■ **What to do**: Check each line of the data for "LeviatanCode" and select those that have it.

■ **Records provided**:
___

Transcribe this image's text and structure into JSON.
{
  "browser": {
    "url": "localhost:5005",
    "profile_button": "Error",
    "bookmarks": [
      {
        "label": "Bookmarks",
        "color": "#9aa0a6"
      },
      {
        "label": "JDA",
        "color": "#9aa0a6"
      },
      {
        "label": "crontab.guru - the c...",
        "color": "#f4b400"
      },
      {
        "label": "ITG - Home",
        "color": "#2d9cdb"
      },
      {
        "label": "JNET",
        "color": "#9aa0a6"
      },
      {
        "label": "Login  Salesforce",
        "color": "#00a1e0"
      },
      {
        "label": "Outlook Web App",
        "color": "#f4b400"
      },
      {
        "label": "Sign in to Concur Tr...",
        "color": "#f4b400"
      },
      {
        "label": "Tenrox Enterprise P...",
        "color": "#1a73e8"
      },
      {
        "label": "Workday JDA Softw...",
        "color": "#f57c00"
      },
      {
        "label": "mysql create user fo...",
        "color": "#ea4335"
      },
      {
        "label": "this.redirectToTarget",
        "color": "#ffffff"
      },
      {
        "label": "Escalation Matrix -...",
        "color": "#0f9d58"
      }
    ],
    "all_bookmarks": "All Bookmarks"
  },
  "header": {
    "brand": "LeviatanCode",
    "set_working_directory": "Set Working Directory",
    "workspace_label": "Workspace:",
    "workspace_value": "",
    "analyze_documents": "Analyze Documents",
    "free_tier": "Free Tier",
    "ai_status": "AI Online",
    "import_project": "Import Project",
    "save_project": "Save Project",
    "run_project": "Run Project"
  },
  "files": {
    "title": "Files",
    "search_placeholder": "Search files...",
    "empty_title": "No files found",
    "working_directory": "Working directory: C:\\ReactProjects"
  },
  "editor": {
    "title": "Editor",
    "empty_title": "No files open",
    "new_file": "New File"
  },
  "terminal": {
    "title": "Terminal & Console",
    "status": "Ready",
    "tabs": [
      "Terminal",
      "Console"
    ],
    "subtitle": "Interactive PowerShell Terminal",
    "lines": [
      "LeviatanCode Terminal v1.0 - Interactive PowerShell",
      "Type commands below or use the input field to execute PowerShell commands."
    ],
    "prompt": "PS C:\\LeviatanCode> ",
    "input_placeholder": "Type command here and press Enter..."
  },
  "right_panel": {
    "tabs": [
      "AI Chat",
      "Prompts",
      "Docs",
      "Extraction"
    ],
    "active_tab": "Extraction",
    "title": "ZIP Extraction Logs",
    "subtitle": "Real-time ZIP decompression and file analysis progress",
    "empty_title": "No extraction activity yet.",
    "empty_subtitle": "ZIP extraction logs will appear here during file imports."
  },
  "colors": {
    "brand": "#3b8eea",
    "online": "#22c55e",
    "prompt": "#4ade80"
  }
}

___

■ **Finished task**:
    "brand": "LeviatanCode",
      "LeviatanCode Terminal v1.0 - Interactive PowerShell",
    "prompt": "PS C:\\LeviatanCode> ",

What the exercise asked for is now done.